Written exercise:
Write out the material below exactly, beginning at the line that contains "Extract all readable text from this page." and ending with its last line, both ends included; write nothing else.

Provided data:

::::::::::

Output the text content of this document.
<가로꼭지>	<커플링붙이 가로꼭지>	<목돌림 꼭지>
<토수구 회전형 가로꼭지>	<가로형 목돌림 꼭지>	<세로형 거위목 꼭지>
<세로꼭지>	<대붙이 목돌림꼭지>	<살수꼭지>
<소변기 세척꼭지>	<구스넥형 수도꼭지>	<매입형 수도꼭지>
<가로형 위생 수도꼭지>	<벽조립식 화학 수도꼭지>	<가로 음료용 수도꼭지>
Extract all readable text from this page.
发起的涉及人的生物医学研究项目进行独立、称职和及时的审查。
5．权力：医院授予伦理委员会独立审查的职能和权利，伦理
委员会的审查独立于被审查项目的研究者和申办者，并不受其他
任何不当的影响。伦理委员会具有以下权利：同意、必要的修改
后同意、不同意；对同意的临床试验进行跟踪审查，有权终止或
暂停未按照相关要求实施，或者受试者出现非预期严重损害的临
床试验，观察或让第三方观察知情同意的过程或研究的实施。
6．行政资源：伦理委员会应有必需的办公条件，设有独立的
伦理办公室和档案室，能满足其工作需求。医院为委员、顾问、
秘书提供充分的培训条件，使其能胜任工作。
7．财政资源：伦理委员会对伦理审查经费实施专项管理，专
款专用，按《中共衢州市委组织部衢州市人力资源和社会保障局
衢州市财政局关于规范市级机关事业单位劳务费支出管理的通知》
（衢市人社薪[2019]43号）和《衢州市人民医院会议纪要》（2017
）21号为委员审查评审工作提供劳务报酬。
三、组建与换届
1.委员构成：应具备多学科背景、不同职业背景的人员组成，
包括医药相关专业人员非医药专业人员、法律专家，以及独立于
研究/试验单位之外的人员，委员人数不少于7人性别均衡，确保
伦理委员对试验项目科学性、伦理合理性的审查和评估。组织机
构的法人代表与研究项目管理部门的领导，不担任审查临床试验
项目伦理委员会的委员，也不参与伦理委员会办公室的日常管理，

::::::::::

Solved exercise:
Extract all readable text from this page.
发起的涉及人的生物医学研究项目进行独立、称职和及时的审查。
5．权力：医院授予伦理委员会独立审查的职能和权利，伦理
委员会的审查独立于被审查项目的研究者和申办者，并不受其他
任何不当的影响。伦理委员会具有以下权利：同意、必要的修改
后同意、不同意；对同意的临床试验进行跟踪审查，有权终止或
暂停未按照相关要求实施，或者受试者出现非预期严重损害的临
床试验，观察或让第三方观察知情同意的过程或研究的实施。
6．行政资源：伦理委员会应有必需的办公条件，设有独立的
伦理办公室和档案室，能满足其工作需求。医院为委员、顾问、
秘书提供充分的培训条件，使其能胜任工作。
7．财政资源：伦理委员会对伦理审查经费实施专项管理，专
款专用，按《中共衢州市委组织部衢州市人力资源和社会保障局
衢州市财政局关于规范市级机关事业单位劳务费支出管理的通知》
（衢市人社薪[2019]43号）和《衢州市人民医院会议纪要》（2017
）21号为委员审查评审工作提供劳务报酬。
三、组建与换届
1.委员构成：应具备多学科背景、不同职业背景的人员组成，
包括医药相关专业人员非医药专业人员、法律专家，以及独立于
研究/试验单位之外的人员，委员人数不少于7人性别均衡，确保
伦理委员对试验项目科学性、伦理合理性的审查和评估。组织机
构的法人代表与研究项目管理部门的领导，不担任审查临床试验
项目伦理委员会的委员，也不参与伦理委员会办公室的日常管理，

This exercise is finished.